Restate the whole of the material. Keep every word, and drop the pictures.

> **Provided records**

◇ ◇ ◇

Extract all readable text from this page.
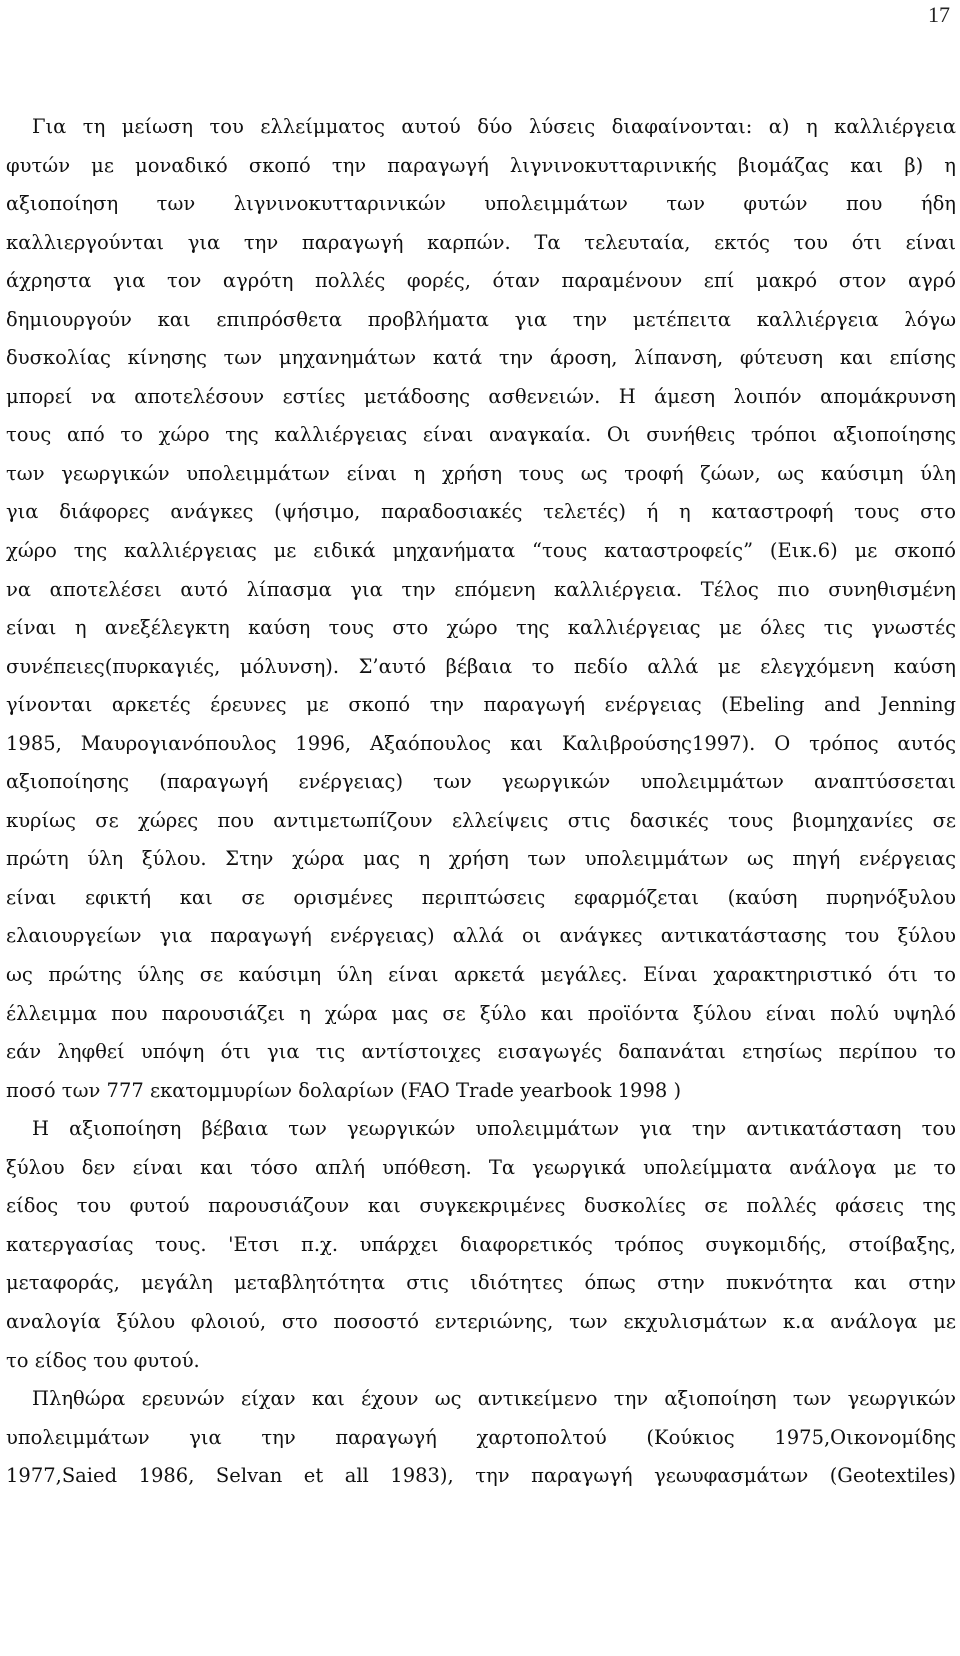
17
Για τη μείωση του ελλείμματος αυτού δύο λύσεις διαφαίνονται: α) η καλλιέργεια
φυτών με μοναδικό σκοπό την παραγωγή λιγνινοκυτταρινικής βιομάζας και β) η
αξιοποίηση των λιγνινοκυτταρινικών υπολειμμάτων των φυτών που ήδη
καλλιεργούνται για την παραγωγή καρπών. Τα τελευταία, εκτός του ότι είναι
άχρηστα για τον αγρότη πολλές φορές, όταν παραμένουν επί μακρό στον αγρό
δημιουργούν και επιπρόσθετα προβλήματα για την μετέπειτα καλλιέργεια λόγω
δυσκολίας κίνησης των μηχανημάτων κατά την άροση, λίπανση, φύτευση και επίσης
μπορεί να αποτελέσουν εστίες μετάδοσης ασθενειών. Η άμεση λοιπόν απομάκρυνση
τους από το χώρο της καλλιέργειας είναι αναγκαία. Οι συνήθεις τρόποι αξιοποίησης
των γεωργικών υπολειμμάτων είναι η χρήση τους ως τροφή ζώων, ως καύσιμη ύλη
για διάφορες ανάγκες (ψήσιμο, παραδοσιακές τελετές) ή η καταστροφή τους στο
χώρο της καλλιέργειας με ειδικά μηχανήματα “τους καταστροφείς” (Εικ.6) με σκοπό
να αποτελέσει αυτό λίπασμα για την επόμενη καλλιέργεια. Τέλος πιο συνηθισμένη
είναι η ανεξέλεγκτη καύση τους στο χώρο της καλλιέργειας με όλες τις γνωστές
συνέπειες(πυρκαγιές, μόλυνση). Σ’αυτό βέβαια το πεδίο αλλά με ελεγχόμενη καύση
γίνονται αρκετές έρευνες με σκοπό την παραγωγή ενέργειας (Ebeling and Jenning
1985, Μαυρογιανόπουλος 1996, Αξαόπουλος και Καλιβρούσης1997). Ο τρόπος αυτός
αξιοποίησης (παραγωγή ενέργειας) των γεωργικών υπολειμμάτων αναπτύσσεται
κυρίως σε χώρες που αντιμετωπίζουν ελλείψεις στις δασικές τους βιομηχανίες σε
πρώτη ύλη ξύλου. Στην χώρα μας η χρήση των υπολειμμάτων ως πηγή ενέργειας
είναι εφικτή και σε ορισμένες περιπτώσεις εφαρμόζεται (καύση πυρηνόξυλου
ελαιουργείων για παραγωγή ενέργειας) αλλά οι ανάγκες αντικατάστασης του ξύλου
ως πρώτης ύλης σε καύσιμη ύλη είναι αρκετά μεγάλες. Είναι χαρακτηριστικό ότι το
έλλειμμα που παρουσιάζει η χώρα μας σε ξύλο και προϊόντα ξύλου είναι πολύ υψηλό
εάν ληφθεί υπόψη ότι για τις αντίστοιχες εισαγωγές δαπανάται ετησίως περίπου το
ποσό των 777 εκατομμυρίων δολαρίων (FAO Trade yearbook 1998 )
Η αξιοποίηση βέβαια των γεωργικών υπολειμμάτων για την αντικατάσταση του
ξύλου δεν είναι και τόσο απλή υπόθεση. Τα γεωργικά υπολείμματα ανάλογα με το
είδος του φυτού παρουσιάζουν και συγκεκριμένες δυσκολίες σε πολλές φάσεις της
κατεργασίας τους. 'Ετσι π.χ. υπάρχει διαφορετικός τρόπος συγκομιδής, στοίβαξης,
μεταφοράς, μεγάλη μεταβλητότητα στις ιδιότητες όπως στην πυκνότητα και στην
αναλογία ξύλου φλοιού, στο ποσοστό εντεριώνης, των εκχυλισμάτων κ.α ανάλογα με
το είδος του φυτού.
Πληθώρα ερευνών είχαν και έχουν ως αντικείμενο την αξιοποίηση των γεωργικών
υπολειμμάτων για την παραγωγή χαρτοπολτού (Κούκιος 1975,Οικονομίδης
1977,Saied 1986, Selvan et all 1983), την παραγωγή γεωυφασμάτων (Geotextiles)
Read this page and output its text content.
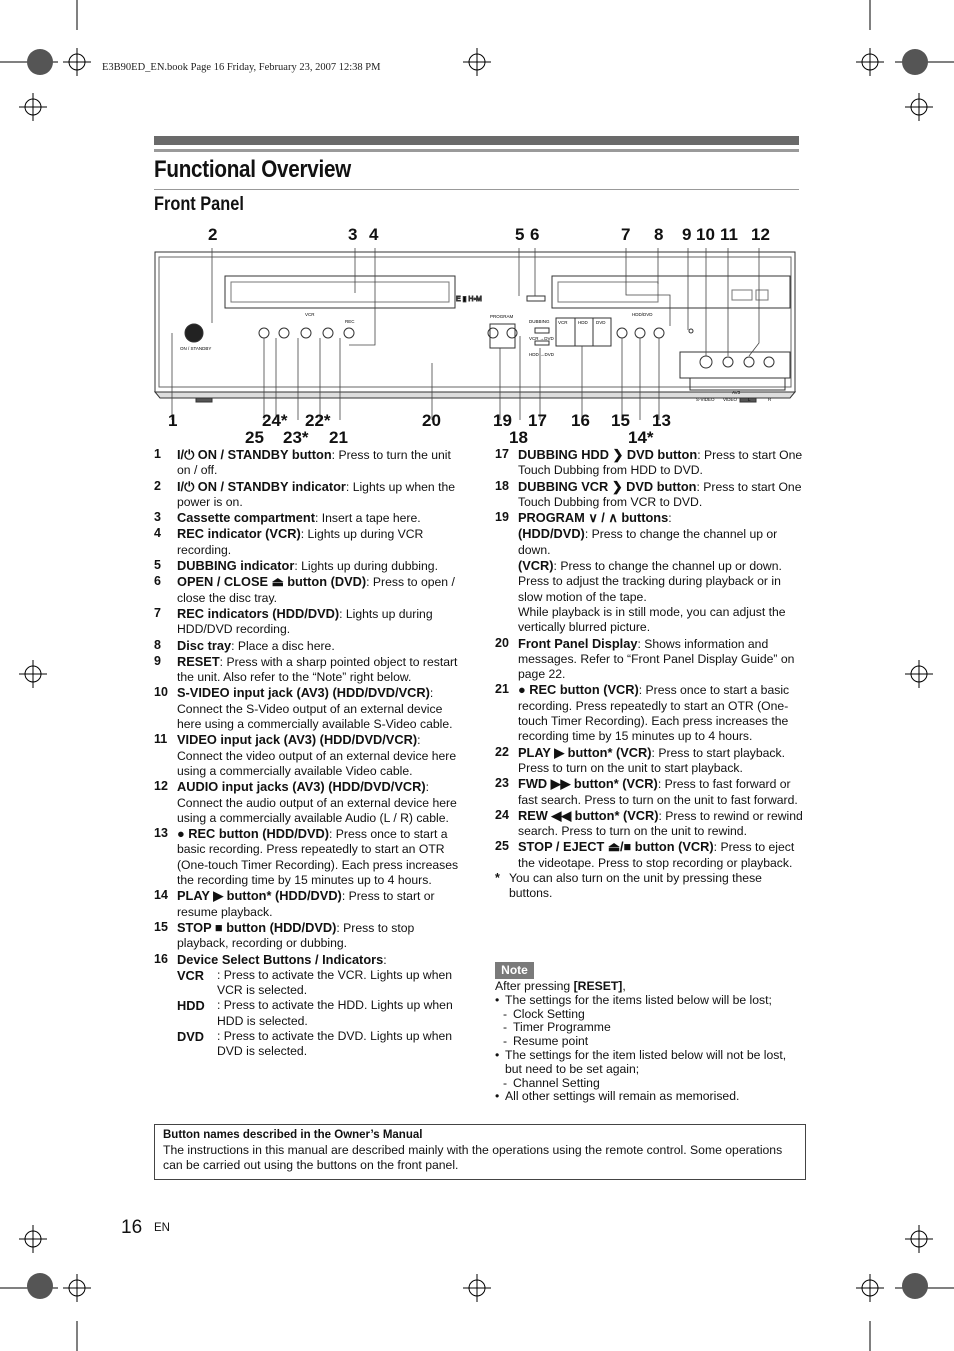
E3B90ED_EN.book Page 16 Friday, February 23, 2007 12:38 PM
Functional Overview
Front Panel
2	3 4	5 6	7 8 9 10 11 12
E ▮ H◦M
ON / STANDBY
VCR
REC
PROGRAM
DUBBING VCR HDD DVD
HDD/DVD
VCR →DVD
HDD →DVD
AV3
S-VIDEO VIDEO L	R
1	24* 22*	20	19 17 16 15 13
25 23* 21	18	14*
1	I/⏻ ON / STANDBY button: Press to turn the unit on / off.
2	I/⏻ ON / STANDBY indicator: Lights up when the power is on.
3	Cassette compartment: Insert a tape here.
4	REC indicator (VCR): Lights up during VCR recording.
5	DUBBING indicator: Lights up during dubbing.
6	OPEN / CLOSE ⏏ button (DVD): Press to open / close the disc tray.
7	REC indicators (HDD/DVD): Lights up during HDD/DVD recording.
8	Disc tray: Place a disc here.
9	RESET: Press with a sharp pointed object to restart the unit. Also refer to the “Note” right below.
10 S-VIDEO input jack (AV3) (HDD/DVD/VCR): Connect the S-Video output of an external device here using a commercially available S-Video cable.
11 VIDEO input jack (AV3) (HDD/DVD/VCR): Connect the video output of an external device here using a commercially available Video cable.
12 AUDIO input jacks (AV3) (HDD/DVD/VCR): Connect the audio output of an external device here using a commercially available Audio (L / R) cable.
13 ● REC button (HDD/DVD): Press once to start a basic recording. Press repeatedly to start an OTR (One-touch Timer Recording). Each press increases the recording time by 15 minutes up to 4 hours.
14 PLAY ▶ button* (HDD/DVD): Press to start or resume playback.
15 STOP ■ button (HDD/DVD): Press to stop playback, recording or dubbing.
16 Device Select Buttons / Indicators:
VCR	: Press to activate the VCR. Lights up when VCR is selected.
HDD	: Press to activate the HDD. Lights up when HDD is selected.
DVD	: Press to activate the DVD. Lights up when DVD is selected.
17 DUBBING HDD ❯ DVD button: Press to start One Touch Dubbing from HDD to DVD.
18 DUBBING VCR ❯ DVD button: Press to start One Touch Dubbing from VCR to DVD.
19 PROGRAM ∨ / ∧ buttons:
(HDD/DVD): Press to change the channel up or down.
(VCR): Press to change the channel up or down. Press to adjust the tracking during playback or in slow motion of the tape.
While playback is in still mode, you can adjust the vertically blurred picture.
20 Front Panel Display: Shows information and messages. Refer to “Front Panel Display Guide” on page 22.
21 ● REC button (VCR): Press once to start a basic recording. Press repeatedly to start an OTR (One-touch Timer Recording). Each press increases the recording time by 15 minutes up to 4 hours.
22 PLAY ▶ button* (VCR): Press to start playback. Press to turn on the unit to start playback.
23 FWD ▶▶ button* (VCR): Press to fast forward or fast search. Press to turn on the unit to fast forward.
24 REW ◀◀ button* (VCR): Press to rewind or rewind search. Press to turn on the unit to rewind.
25 STOP / EJECT ⏏/■ button (VCR): Press to eject the videotape. Press to stop recording or playback.
* You can also turn on the unit by pressing these buttons.
Note
After pressing [RESET],
• The settings for the items listed below will be lost;
- Clock Setting
- Timer Programme
- Resume point
• The settings for the item listed below will not be lost, but need to be set again;
- Channel Setting
• All other settings will remain as memorised.
Button names described in the Owner’s Manual
The instructions in this manual are described mainly with the operations using the remote control. Some operations can be carried out using the buttons on the front panel.
16 EN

◇ ◇ ◇

> **Result of the exercise**
Extract all readable text from this page.
17
Για τη μείωση του ελλείμματος αυτού δύο λύσεις διαφαίνονται: α) η καλλιέργεια
φυτών με μοναδικό σκοπό την παραγωγή λιγνινοκυτταρινικής βιομάζας και β) η
αξιοποίηση των λιγνινοκυτταρινικών υπολειμμάτων των φυτών που ήδη
καλλιεργούνται για την παραγωγή καρπών. Τα τελευταία, εκτός του ότι είναι
άχρηστα για τον αγρότη πολλές φορές, όταν παραμένουν επί μακρό στον αγρό
δημιουργούν και επιπρόσθετα προβλήματα για την μετέπειτα καλλιέργεια λόγω
δυσκολίας κίνησης των μηχανημάτων κατά την άροση, λίπανση, φύτευση και επίσης
μπορεί να αποτελέσουν εστίες μετάδοσης ασθενειών. Η άμεση λοιπόν απομάκρυνση
τους από το χώρο της καλλιέργειας είναι αναγκαία. Οι συνήθεις τρόποι αξιοποίησης
των γεωργικών υπολειμμάτων είναι η χρήση τους ως τροφή ζώων, ως καύσιμη ύλη
για διάφορες ανάγκες (ψήσιμο, παραδοσιακές τελετές) ή η καταστροφή τους στο
χώρο της καλλιέργειας με ειδικά μηχανήματα “τους καταστροφείς” (Εικ.6) με σκοπό
να αποτελέσει αυτό λίπασμα για την επόμενη καλλιέργεια. Τέλος πιο συνηθισμένη
είναι η ανεξέλεγκτη καύση τους στο χώρο της καλλιέργειας με όλες τις γνωστές
συνέπειες(πυρκαγιές, μόλυνση). Σ’αυτό βέβαια το πεδίο αλλά με ελεγχόμενη καύση
γίνονται αρκετές έρευνες με σκοπό την παραγωγή ενέργειας (Ebeling and Jenning
1985, Μαυρογιανόπουλος 1996, Αξαόπουλος και Καλιβρούσης1997). Ο τρόπος αυτός
αξιοποίησης (παραγωγή ενέργειας) των γεωργικών υπολειμμάτων αναπτύσσεται
κυρίως σε χώρες που αντιμετωπίζουν ελλείψεις στις δασικές τους βιομηχανίες σε
πρώτη ύλη ξύλου. Στην χώρα μας η χρήση των υπολειμμάτων ως πηγή ενέργειας
είναι εφικτή και σε ορισμένες περιπτώσεις εφαρμόζεται (καύση πυρηνόξυλου
ελαιουργείων για παραγωγή ενέργειας) αλλά οι ανάγκες αντικατάστασης του ξύλου
ως πρώτης ύλης σε καύσιμη ύλη είναι αρκετά μεγάλες. Είναι χαρακτηριστικό ότι το
έλλειμμα που παρουσιάζει η χώρα μας σε ξύλο και προϊόντα ξύλου είναι πολύ υψηλό
εάν ληφθεί υπόψη ότι για τις αντίστοιχες εισαγωγές δαπανάται ετησίως περίπου το
ποσό των 777 εκατομμυρίων δολαρίων (FAO Trade yearbook 1998 )
Η αξιοποίηση βέβαια των γεωργικών υπολειμμάτων για την αντικατάσταση του
ξύλου δεν είναι και τόσο απλή υπόθεση. Τα γεωργικά υπολείμματα ανάλογα με το
είδος του φυτού παρουσιάζουν και συγκεκριμένες δυσκολίες σε πολλές φάσεις της
κατεργασίας τους. 'Ετσι π.χ. υπάρχει διαφορετικός τρόπος συγκομιδής, στοίβαξης,
μεταφοράς, μεγάλη μεταβλητότητα στις ιδιότητες όπως στην πυκνότητα και στην
αναλογία ξύλου φλοιού, στο ποσοστό εντεριώνης, των εκχυλισμάτων κ.α ανάλογα με
το είδος του φυτού.
Πληθώρα ερευνών είχαν και έχουν ως αντικείμενο την αξιοποίηση των γεωργικών
υπολειμμάτων για την παραγωγή χαρτοπολτού (Κούκιος 1975,Οικονομίδης
1977,Saied 1986, Selvan et all 1983), την παραγωγή γεωυφασμάτων (Geotextiles)
Read this page and output its text content.
E3B90ED_EN.book Page 16 Friday, February 23, 2007 12:38 PM
Functional Overview
Front Panel
2	3 4	5 6	7 8 9 10 11 12
E ▮ H◦M
ON / STANDBY
VCR
REC
PROGRAM
DUBBING VCR HDD DVD
HDD/DVD
VCR →DVD
HDD →DVD
AV3
S-VIDEO VIDEO L	R
1	24* 22*	20	19 17 16 15 13
25 23* 21	18	14*
1	I/⏻ ON / STANDBY button: Press to turn the unit on / off.
2	I/⏻ ON / STANDBY indicator: Lights up when the power is on.
3	Cassette compartment: Insert a tape here.
4	REC indicator (VCR): Lights up during VCR recording.
5	DUBBING indicator: Lights up during dubbing.
6	OPEN / CLOSE ⏏ button (DVD): Press to open / close the disc tray.
7	REC indicators (HDD/DVD): Lights up during HDD/DVD recording.
8	Disc tray: Place a disc here.
9	RESET: Press with a sharp pointed object to restart the unit. Also refer to the “Note” right below.
10 S-VIDEO input jack (AV3) (HDD/DVD/VCR): Connect the S-Video output of an external device here using a commercially available S-Video cable.
11 VIDEO input jack (AV3) (HDD/DVD/VCR): Connect the video output of an external device here using a commercially available Video cable.
12 AUDIO input jacks (AV3) (HDD/DVD/VCR): Connect the audio output of an external device here using a commercially available Audio (L / R) cable.
13 ● REC button (HDD/DVD): Press once to start a basic recording. Press repeatedly to start an OTR (One-touch Timer Recording). Each press increases the recording time by 15 minutes up to 4 hours.
14 PLAY ▶ button* (HDD/DVD): Press to start or resume playback.
15 STOP ■ button (HDD/DVD): Press to stop playback, recording or dubbing.
16 Device Select Buttons / Indicators:
VCR	: Press to activate the VCR. Lights up when VCR is selected.
HDD	: Press to activate the HDD. Lights up when HDD is selected.
DVD	: Press to activate the DVD. Lights up when DVD is selected.
17 DUBBING HDD ❯ DVD button: Press to start One Touch Dubbing from HDD to DVD.
18 DUBBING VCR ❯ DVD button: Press to start One Touch Dubbing from VCR to DVD.
19 PROGRAM ∨ / ∧ buttons:
(HDD/DVD): Press to change the channel up or down.
(VCR): Press to change the channel up or down. Press to adjust the tracking during playback or in slow motion of the tape.
While playback is in still mode, you can adjust the vertically blurred picture.
20 Front Panel Display: Shows information and messages. Refer to “Front Panel Display Guide” on page 22.
21 ● REC button (VCR): Press once to start a basic recording. Press repeatedly to start an OTR (One-touch Timer Recording). Each press increases the recording time by 15 minutes up to 4 hours.
22 PLAY ▶ button* (VCR): Press to start playback. Press to turn on the unit to start playback.
23 FWD ▶▶ button* (VCR): Press to fast forward or fast search. Press to turn on the unit to fast forward.
24 REW ◀◀ button* (VCR): Press to rewind or rewind search. Press to turn on the unit to rewind.
25 STOP / EJECT ⏏/■ button (VCR): Press to eject the videotape. Press to stop recording or playback.
* You can also turn on the unit by pressing these buttons.
Note
After pressing [RESET],
• The settings for the items listed below will be lost;
- Clock Setting
- Timer Programme
- Resume point
• The settings for the item listed below will not be lost, but need to be set again;
- Channel Setting
• All other settings will remain as memorised.
Button names described in the Owner’s Manual
The instructions in this manual are described mainly with the operations using the remote control. Some operations can be carried out using the buttons on the front panel.
16 EN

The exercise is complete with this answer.